__Instruction__
Scan the material and copy every line in which "xlabel" appears.

::::::

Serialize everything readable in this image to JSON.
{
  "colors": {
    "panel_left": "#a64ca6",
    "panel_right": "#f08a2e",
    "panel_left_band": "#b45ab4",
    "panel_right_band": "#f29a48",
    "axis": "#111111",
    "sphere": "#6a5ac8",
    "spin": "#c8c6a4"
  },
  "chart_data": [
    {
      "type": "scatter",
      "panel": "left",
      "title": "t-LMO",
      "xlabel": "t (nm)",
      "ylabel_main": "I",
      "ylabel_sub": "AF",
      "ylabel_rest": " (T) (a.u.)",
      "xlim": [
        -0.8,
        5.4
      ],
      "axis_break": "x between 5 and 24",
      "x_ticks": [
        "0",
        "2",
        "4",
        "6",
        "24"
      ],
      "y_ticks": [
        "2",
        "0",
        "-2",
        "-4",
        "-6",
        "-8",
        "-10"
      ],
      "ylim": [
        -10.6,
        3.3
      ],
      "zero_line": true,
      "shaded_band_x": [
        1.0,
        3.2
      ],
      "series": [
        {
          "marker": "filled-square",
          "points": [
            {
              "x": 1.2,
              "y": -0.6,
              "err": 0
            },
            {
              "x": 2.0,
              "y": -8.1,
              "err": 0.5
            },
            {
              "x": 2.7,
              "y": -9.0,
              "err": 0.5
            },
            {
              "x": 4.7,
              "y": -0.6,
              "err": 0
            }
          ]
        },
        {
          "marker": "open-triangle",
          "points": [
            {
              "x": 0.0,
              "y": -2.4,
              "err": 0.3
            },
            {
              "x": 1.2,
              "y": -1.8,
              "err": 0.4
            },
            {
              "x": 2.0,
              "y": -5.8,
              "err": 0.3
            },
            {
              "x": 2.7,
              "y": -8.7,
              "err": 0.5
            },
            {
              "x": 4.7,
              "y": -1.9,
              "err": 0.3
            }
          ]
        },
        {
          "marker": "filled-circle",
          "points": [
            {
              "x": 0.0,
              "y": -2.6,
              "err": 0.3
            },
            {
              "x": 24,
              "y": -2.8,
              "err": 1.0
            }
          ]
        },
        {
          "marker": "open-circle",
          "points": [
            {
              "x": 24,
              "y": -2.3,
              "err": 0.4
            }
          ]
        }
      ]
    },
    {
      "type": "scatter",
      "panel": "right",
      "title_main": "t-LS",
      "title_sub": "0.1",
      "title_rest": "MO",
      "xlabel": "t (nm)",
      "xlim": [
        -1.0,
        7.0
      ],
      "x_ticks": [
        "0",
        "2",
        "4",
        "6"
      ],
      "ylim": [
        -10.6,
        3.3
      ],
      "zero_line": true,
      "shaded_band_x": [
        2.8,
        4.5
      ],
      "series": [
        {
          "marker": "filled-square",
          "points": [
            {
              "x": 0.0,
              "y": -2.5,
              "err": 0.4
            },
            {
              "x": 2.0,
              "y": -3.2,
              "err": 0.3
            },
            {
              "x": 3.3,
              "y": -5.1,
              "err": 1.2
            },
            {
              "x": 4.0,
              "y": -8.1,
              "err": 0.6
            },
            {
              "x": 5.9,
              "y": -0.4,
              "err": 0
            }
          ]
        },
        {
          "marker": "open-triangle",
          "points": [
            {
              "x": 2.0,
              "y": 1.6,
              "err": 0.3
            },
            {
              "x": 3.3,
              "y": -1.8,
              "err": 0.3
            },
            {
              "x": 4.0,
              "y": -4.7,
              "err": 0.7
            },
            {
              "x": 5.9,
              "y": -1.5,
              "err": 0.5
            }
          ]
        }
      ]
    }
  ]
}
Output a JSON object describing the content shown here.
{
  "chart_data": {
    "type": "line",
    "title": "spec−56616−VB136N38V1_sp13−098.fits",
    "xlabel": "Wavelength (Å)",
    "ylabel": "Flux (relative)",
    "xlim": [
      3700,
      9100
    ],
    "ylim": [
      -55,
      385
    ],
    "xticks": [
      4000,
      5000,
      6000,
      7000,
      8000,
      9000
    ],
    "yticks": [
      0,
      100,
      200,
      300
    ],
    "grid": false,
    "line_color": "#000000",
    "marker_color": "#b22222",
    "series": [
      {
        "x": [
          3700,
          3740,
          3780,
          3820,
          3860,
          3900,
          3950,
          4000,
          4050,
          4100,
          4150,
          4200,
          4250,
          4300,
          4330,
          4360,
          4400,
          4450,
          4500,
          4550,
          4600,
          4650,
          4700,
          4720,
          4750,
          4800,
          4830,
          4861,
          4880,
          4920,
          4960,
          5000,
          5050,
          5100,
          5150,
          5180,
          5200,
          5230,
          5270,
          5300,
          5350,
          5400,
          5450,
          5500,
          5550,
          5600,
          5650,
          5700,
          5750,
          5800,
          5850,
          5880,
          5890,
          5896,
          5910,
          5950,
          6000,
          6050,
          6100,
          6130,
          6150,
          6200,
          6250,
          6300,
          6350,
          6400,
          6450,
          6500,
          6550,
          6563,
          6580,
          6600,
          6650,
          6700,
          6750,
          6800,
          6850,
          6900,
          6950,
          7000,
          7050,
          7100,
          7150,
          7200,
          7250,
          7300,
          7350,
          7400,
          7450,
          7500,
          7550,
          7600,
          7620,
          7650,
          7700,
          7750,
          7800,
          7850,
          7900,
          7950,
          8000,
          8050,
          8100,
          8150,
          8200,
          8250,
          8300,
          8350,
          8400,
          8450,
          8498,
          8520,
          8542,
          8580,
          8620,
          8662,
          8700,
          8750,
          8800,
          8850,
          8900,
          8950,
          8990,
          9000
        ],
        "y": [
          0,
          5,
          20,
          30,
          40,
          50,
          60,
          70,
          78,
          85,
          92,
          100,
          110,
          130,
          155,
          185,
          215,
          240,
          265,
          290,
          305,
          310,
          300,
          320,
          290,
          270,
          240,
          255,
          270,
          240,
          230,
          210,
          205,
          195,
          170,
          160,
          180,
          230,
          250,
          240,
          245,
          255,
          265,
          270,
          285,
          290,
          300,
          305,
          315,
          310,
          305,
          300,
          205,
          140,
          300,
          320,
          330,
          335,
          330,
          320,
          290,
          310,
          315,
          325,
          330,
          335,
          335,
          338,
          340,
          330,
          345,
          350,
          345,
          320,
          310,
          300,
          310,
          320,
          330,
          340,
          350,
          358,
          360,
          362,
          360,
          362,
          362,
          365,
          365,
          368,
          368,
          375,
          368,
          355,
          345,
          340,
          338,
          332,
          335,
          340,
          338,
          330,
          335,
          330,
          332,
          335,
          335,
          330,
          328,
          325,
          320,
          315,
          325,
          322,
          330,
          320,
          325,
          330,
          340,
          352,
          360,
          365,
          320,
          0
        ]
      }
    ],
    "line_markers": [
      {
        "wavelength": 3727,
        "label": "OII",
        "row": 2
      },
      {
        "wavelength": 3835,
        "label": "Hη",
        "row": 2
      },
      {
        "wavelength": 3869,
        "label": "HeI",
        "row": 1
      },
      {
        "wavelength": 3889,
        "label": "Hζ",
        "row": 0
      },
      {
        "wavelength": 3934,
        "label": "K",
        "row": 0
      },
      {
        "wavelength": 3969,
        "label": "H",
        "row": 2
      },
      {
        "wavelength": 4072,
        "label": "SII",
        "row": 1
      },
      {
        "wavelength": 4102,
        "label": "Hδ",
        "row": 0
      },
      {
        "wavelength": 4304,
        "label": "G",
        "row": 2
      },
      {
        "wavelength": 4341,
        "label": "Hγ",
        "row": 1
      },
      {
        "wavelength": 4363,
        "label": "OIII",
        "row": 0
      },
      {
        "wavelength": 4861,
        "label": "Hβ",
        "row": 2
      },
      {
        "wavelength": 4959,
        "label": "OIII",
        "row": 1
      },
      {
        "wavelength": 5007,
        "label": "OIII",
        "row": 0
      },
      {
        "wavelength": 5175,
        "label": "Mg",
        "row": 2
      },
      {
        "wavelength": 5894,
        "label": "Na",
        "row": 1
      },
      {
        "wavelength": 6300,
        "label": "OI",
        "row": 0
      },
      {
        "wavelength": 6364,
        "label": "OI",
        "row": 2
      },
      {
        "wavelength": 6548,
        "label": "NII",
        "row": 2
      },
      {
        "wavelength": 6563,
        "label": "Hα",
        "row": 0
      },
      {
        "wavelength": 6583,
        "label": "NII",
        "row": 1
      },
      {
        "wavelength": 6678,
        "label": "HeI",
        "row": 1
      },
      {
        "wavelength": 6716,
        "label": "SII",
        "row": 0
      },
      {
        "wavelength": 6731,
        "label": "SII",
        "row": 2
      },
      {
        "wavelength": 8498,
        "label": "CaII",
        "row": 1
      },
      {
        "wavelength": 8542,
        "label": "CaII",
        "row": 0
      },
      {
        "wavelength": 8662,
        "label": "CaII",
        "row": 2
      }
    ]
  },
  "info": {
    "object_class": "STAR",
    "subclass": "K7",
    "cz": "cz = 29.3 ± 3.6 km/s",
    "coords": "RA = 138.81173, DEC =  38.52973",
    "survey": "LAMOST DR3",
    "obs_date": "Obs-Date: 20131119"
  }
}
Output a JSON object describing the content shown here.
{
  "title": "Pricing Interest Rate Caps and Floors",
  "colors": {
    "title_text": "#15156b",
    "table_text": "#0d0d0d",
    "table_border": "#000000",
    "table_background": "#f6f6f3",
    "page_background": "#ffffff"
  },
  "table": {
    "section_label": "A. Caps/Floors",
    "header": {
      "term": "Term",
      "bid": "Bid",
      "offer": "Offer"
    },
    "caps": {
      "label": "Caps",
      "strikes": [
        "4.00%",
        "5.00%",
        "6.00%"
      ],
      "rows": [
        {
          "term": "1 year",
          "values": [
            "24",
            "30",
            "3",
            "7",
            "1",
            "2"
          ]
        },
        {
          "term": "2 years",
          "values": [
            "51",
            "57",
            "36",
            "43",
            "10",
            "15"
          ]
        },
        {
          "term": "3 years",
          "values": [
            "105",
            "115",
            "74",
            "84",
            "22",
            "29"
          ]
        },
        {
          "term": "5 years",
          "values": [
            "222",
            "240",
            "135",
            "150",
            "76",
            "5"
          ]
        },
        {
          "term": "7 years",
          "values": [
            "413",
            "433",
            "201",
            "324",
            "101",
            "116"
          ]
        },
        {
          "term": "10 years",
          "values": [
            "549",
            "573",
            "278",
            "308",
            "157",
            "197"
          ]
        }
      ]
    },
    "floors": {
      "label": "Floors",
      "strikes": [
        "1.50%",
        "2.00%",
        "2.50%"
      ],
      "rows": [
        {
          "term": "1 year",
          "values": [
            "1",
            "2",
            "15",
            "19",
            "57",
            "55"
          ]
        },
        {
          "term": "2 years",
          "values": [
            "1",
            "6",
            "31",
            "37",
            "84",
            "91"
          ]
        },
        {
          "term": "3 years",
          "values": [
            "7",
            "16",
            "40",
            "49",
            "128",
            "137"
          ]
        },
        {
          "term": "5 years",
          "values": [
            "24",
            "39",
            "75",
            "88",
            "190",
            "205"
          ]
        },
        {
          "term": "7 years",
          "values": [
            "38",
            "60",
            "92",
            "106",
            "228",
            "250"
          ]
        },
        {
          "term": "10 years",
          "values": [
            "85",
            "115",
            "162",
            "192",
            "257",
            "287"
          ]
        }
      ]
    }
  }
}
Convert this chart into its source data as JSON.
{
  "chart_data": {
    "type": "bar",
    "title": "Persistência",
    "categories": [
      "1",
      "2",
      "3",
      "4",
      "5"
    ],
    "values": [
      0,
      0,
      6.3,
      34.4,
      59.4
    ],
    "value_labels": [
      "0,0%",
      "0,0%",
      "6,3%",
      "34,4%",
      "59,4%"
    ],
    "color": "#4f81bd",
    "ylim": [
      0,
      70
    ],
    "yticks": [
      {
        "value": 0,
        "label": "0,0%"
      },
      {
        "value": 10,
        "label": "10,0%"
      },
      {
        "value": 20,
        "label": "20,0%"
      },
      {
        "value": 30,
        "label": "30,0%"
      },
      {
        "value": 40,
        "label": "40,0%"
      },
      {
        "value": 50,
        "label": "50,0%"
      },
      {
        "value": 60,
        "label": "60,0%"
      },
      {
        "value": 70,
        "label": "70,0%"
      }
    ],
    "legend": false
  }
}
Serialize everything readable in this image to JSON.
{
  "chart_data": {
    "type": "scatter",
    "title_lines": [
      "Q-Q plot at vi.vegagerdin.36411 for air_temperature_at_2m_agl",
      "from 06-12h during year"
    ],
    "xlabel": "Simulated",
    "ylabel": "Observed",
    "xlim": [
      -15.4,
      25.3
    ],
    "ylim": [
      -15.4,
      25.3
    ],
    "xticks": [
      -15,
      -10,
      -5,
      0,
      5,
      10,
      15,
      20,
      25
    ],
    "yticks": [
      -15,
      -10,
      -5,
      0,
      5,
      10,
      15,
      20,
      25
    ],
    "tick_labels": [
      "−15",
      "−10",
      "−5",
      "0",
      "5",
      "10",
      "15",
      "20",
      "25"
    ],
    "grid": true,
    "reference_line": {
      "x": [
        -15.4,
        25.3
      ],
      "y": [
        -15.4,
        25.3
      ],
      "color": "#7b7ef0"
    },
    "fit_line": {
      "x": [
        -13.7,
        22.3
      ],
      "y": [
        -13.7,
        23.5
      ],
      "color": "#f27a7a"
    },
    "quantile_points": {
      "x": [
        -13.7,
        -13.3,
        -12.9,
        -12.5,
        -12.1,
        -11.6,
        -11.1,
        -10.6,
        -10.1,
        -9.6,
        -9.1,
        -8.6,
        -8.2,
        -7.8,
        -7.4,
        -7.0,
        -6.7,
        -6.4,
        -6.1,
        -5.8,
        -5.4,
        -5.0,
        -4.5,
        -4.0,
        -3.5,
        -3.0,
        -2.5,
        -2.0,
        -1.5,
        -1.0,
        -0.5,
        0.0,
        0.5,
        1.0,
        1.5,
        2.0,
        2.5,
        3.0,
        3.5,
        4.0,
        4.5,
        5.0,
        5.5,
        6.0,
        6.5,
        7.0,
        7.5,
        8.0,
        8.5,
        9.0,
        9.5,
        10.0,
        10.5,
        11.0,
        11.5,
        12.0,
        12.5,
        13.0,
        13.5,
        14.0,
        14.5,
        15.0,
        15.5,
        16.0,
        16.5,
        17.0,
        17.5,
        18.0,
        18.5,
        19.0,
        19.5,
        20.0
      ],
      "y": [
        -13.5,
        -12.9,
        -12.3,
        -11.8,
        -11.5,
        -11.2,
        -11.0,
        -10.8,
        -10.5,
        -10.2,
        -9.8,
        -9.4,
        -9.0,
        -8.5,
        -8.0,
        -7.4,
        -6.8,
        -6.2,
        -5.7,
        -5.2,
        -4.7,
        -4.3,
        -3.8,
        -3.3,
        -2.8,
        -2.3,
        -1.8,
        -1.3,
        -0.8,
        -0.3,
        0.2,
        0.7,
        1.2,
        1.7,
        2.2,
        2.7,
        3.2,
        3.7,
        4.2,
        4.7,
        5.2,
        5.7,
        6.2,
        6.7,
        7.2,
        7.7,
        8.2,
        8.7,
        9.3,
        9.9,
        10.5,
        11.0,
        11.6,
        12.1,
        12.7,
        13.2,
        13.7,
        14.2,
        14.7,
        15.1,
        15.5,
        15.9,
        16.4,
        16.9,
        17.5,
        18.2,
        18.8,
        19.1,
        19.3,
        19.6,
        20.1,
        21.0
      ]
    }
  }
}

::::::

__Exercise answer__
      "xlabel": "t (nm)",
      "xlabel": "t (nm)",
    "xlabel": "Wavelength (Å)",
    "xlabel": "Simulated",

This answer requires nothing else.